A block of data
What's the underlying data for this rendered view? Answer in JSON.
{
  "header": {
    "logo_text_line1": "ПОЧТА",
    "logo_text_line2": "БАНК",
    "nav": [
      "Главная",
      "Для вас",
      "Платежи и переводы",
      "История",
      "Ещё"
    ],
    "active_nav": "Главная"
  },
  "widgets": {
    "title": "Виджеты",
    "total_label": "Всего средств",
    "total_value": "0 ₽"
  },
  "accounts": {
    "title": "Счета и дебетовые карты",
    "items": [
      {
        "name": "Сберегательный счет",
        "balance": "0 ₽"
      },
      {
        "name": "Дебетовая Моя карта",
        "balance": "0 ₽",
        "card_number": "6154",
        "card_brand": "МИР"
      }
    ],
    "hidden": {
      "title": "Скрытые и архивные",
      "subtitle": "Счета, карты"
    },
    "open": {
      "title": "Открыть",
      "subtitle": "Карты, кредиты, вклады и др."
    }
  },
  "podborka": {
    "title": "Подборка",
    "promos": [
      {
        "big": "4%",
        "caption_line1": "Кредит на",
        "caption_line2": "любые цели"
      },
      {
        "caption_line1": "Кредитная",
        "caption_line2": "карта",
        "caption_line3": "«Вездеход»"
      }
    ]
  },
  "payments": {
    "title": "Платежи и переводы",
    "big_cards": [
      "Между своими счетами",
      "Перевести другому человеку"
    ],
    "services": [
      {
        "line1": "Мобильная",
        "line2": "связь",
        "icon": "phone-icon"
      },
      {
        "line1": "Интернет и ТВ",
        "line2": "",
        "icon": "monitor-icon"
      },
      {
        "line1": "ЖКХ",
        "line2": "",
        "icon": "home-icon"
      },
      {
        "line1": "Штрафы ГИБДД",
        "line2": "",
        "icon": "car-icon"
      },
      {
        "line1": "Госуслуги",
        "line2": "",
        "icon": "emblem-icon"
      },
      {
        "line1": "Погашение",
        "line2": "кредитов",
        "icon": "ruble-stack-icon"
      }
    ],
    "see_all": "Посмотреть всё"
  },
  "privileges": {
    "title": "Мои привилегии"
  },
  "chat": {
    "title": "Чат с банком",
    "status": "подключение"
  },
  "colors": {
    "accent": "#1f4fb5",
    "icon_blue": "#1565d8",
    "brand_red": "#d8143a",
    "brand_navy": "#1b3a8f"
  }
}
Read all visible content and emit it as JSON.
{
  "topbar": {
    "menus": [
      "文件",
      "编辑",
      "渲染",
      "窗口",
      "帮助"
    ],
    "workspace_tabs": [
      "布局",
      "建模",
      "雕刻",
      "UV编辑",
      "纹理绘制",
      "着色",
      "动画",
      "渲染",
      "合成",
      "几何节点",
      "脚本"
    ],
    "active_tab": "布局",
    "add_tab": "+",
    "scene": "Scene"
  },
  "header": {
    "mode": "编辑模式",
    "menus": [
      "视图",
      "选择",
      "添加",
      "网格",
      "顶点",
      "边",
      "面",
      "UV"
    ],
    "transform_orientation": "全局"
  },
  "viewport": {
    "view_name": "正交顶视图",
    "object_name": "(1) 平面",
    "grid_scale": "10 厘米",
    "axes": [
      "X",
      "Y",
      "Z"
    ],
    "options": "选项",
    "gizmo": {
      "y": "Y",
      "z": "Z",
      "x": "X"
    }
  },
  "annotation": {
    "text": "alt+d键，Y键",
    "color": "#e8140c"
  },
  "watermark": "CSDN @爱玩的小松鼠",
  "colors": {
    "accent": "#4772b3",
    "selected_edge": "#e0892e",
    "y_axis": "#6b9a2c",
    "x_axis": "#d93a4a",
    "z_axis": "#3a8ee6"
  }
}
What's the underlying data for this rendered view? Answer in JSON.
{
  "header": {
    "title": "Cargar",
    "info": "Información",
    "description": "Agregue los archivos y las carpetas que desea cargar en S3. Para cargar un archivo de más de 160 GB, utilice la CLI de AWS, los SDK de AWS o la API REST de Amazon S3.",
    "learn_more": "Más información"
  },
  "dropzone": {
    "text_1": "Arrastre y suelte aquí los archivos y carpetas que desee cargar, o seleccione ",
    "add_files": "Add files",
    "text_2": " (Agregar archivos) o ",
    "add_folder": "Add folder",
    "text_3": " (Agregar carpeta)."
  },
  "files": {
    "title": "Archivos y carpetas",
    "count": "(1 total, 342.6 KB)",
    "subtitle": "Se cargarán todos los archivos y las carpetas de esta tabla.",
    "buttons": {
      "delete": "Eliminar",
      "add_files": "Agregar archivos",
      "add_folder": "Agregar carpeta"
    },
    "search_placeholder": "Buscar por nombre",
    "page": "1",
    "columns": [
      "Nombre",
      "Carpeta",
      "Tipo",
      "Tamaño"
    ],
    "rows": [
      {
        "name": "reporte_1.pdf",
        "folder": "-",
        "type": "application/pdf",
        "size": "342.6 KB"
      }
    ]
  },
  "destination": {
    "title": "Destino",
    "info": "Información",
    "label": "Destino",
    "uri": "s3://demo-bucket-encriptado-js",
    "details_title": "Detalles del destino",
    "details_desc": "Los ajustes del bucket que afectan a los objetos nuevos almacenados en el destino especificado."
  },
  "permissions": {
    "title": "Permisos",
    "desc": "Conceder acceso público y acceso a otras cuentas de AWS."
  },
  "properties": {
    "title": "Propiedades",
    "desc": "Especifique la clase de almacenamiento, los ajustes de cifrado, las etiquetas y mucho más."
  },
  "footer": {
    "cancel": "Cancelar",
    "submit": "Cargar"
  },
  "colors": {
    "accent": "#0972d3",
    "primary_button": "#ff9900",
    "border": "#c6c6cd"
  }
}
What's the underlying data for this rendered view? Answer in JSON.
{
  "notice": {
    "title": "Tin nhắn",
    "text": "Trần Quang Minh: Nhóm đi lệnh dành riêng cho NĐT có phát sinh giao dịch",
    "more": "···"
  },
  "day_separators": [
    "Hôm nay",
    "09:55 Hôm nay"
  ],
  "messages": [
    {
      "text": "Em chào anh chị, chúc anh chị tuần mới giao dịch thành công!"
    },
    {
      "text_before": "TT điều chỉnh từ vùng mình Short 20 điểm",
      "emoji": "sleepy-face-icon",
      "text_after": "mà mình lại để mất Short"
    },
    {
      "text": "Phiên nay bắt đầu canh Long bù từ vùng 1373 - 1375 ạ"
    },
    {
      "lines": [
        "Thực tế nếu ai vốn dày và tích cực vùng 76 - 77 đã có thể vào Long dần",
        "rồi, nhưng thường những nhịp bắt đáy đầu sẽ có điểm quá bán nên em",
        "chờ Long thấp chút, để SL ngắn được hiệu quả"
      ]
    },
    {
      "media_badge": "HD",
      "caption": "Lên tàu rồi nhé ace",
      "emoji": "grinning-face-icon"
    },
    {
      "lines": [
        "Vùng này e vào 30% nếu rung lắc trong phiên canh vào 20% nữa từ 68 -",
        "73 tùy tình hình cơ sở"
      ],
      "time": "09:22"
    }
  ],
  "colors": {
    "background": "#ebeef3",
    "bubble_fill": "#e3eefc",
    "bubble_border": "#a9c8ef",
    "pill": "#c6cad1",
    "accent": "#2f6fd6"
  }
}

### Required task:
Report only the number of lines that hold the word "mình".

### The reply:
2